##### RECORD EXTRACTS

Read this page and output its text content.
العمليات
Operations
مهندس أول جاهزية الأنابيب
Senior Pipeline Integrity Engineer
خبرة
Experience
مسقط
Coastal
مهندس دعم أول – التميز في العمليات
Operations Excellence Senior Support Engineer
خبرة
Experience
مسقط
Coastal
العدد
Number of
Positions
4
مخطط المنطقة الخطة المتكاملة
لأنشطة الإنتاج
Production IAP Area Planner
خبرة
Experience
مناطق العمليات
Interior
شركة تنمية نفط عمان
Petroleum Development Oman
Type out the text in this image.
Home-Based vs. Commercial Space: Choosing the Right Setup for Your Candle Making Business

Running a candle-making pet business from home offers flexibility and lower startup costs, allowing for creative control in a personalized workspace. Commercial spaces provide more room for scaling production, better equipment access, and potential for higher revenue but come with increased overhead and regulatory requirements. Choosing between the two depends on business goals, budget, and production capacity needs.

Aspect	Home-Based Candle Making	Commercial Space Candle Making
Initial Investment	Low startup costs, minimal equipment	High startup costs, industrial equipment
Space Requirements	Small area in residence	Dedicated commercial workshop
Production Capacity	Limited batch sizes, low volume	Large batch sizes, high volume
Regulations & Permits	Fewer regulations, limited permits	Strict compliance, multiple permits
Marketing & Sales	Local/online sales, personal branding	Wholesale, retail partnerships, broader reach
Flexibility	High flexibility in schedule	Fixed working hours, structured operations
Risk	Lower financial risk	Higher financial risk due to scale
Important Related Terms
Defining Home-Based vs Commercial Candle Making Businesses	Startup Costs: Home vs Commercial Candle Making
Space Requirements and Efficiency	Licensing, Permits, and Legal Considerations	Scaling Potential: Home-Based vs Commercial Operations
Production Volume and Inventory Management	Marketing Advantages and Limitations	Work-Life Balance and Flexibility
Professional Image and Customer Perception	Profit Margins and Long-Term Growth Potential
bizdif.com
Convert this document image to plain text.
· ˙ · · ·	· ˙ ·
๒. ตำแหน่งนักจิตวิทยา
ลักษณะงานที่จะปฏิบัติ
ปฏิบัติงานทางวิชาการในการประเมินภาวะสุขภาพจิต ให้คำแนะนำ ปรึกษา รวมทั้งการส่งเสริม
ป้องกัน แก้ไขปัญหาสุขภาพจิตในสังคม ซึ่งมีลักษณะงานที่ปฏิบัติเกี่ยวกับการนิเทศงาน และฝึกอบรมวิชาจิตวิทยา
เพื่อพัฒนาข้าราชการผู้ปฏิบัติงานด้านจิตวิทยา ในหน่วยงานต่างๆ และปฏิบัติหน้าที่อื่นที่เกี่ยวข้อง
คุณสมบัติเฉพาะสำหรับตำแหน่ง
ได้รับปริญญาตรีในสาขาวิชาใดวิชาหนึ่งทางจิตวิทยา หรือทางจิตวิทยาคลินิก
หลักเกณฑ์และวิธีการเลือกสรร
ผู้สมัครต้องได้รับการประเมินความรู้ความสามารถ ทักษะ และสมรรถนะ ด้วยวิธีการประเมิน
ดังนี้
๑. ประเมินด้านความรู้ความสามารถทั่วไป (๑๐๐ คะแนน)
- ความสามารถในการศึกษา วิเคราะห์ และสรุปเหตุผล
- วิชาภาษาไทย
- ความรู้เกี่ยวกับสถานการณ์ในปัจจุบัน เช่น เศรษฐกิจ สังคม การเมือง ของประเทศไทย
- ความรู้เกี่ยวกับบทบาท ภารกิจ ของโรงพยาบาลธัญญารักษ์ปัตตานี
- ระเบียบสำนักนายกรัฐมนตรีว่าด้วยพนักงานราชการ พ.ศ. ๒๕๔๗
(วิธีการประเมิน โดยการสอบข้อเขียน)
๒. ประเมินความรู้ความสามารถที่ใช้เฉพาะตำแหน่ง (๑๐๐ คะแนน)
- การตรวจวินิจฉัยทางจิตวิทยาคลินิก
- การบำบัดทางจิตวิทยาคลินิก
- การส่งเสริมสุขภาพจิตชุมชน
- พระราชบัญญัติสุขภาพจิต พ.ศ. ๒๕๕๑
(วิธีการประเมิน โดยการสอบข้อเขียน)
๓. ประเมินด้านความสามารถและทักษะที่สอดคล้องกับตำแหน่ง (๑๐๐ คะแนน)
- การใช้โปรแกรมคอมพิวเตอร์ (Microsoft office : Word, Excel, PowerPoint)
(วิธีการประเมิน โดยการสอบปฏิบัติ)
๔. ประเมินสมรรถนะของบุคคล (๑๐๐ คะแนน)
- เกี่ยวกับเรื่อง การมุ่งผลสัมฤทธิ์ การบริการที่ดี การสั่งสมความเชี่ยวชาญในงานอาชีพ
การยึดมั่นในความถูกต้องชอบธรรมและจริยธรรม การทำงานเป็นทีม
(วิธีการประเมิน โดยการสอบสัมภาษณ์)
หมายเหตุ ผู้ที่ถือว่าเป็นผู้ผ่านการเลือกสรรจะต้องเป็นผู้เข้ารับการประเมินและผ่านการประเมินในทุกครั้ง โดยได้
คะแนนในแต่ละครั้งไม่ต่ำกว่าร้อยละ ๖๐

##########

### DIRECTIONS
Copy out each line exactly as written.

### FINAL ANSWER
Read this page and output its text content.
العمليات
Operations
مهندس أول جاهزية الأنابيب
Senior Pipeline Integrity Engineer
خبرة
Experience
مسقط
Coastal
مهندس دعم أول – التميز في العمليات
Operations Excellence Senior Support Engineer
خبرة
Experience
مسقط
Coastal
العدد
Number of
Positions
4
مخطط المنطقة الخطة المتكاملة
لأنشطة الإنتاج
Production IAP Area Planner
خبرة
Experience
مناطق العمليات
Interior
شركة تنمية نفط عمان
Petroleum Development Oman
Type out the text in this image.
Home-Based vs. Commercial Space: Choosing the Right Setup for Your Candle Making Business

Running a candle-making pet business from home offers flexibility and lower startup costs, allowing for creative control in a personalized workspace. Commercial spaces provide more room for scaling production, better equipment access, and potential for higher revenue but come with increased overhead and regulatory requirements. Choosing between the two depends on business goals, budget, and production capacity needs.

Aspect	Home-Based Candle Making	Commercial Space Candle Making
Initial Investment	Low startup costs, minimal equipment	High startup costs, industrial equipment
Space Requirements	Small area in residence	Dedicated commercial workshop
Production Capacity	Limited batch sizes, low volume	Large batch sizes, high volume
Regulations & Permits	Fewer regulations, limited permits	Strict compliance, multiple permits
Marketing & Sales	Local/online sales, personal branding	Wholesale, retail partnerships, broader reach
Flexibility	High flexibility in schedule	Fixed working hours, structured operations
Risk	Lower financial risk	Higher financial risk due to scale
Important Related Terms
Defining Home-Based vs Commercial Candle Making Businesses	Startup Costs: Home vs Commercial Candle Making
Space Requirements and Efficiency	Licensing, Permits, and Legal Considerations	Scaling Potential: Home-Based vs Commercial Operations
Production Volume and Inventory Management	Marketing Advantages and Limitations	Work-Life Balance and Flexibility
Professional Image and Customer Perception	Profit Margins and Long-Term Growth Potential
bizdif.com
Convert this document image to plain text.
· ˙ · · ·	· ˙ ·
๒. ตำแหน่งนักจิตวิทยา
ลักษณะงานที่จะปฏิบัติ
ปฏิบัติงานทางวิชาการในการประเมินภาวะสุขภาพจิต ให้คำแนะนำ ปรึกษา รวมทั้งการส่งเสริม
ป้องกัน แก้ไขปัญหาสุขภาพจิตในสังคม ซึ่งมีลักษณะงานที่ปฏิบัติเกี่ยวกับการนิเทศงาน และฝึกอบรมวิชาจิตวิทยา
เพื่อพัฒนาข้าราชการผู้ปฏิบัติงานด้านจิตวิทยา ในหน่วยงานต่างๆ และปฏิบัติหน้าที่อื่นที่เกี่ยวข้อง
คุณสมบัติเฉพาะสำหรับตำแหน่ง
ได้รับปริญญาตรีในสาขาวิชาใดวิชาหนึ่งทางจิตวิทยา หรือทางจิตวิทยาคลินิก
หลักเกณฑ์และวิธีการเลือกสรร
ผู้สมัครต้องได้รับการประเมินความรู้ความสามารถ ทักษะ และสมรรถนะ ด้วยวิธีการประเมิน
ดังนี้
๑. ประเมินด้านความรู้ความสามารถทั่วไป (๑๐๐ คะแนน)
- ความสามารถในการศึกษา วิเคราะห์ และสรุปเหตุผล
- วิชาภาษาไทย
- ความรู้เกี่ยวกับสถานการณ์ในปัจจุบัน เช่น เศรษฐกิจ สังคม การเมือง ของประเทศไทย
- ความรู้เกี่ยวกับบทบาท ภารกิจ ของโรงพยาบาลธัญญารักษ์ปัตตานี
- ระเบียบสำนักนายกรัฐมนตรีว่าด้วยพนักงานราชการ พ.ศ. ๒๕๔๗
(วิธีการประเมิน โดยการสอบข้อเขียน)
๒. ประเมินความรู้ความสามารถที่ใช้เฉพาะตำแหน่ง (๑๐๐ คะแนน)
- การตรวจวินิจฉัยทางจิตวิทยาคลินิก
- การบำบัดทางจิตวิทยาคลินิก
- การส่งเสริมสุขภาพจิตชุมชน
- พระราชบัญญัติสุขภาพจิต พ.ศ. ๒๕๕๑
(วิธีการประเมิน โดยการสอบข้อเขียน)
๓. ประเมินด้านความสามารถและทักษะที่สอดคล้องกับตำแหน่ง (๑๐๐ คะแนน)
- การใช้โปรแกรมคอมพิวเตอร์ (Microsoft office : Word, Excel, PowerPoint)
(วิธีการประเมิน โดยการสอบปฏิบัติ)
๔. ประเมินสมรรถนะของบุคคล (๑๐๐ คะแนน)
- เกี่ยวกับเรื่อง การมุ่งผลสัมฤทธิ์ การบริการที่ดี การสั่งสมความเชี่ยวชาญในงานอาชีพ
การยึดมั่นในความถูกต้องชอบธรรมและจริยธรรม การทำงานเป็นทีม
(วิธีการประเมิน โดยการสอบสัมภาษณ์)
หมายเหตุ ผู้ที่ถือว่าเป็นผู้ผ่านการเลือกสรรจะต้องเป็นผู้เข้ารับการประเมินและผ่านการประเมินในทุกครั้ง โดยได้
คะแนนในแต่ละครั้งไม่ต่ำกว่าร้อยละ ๖๐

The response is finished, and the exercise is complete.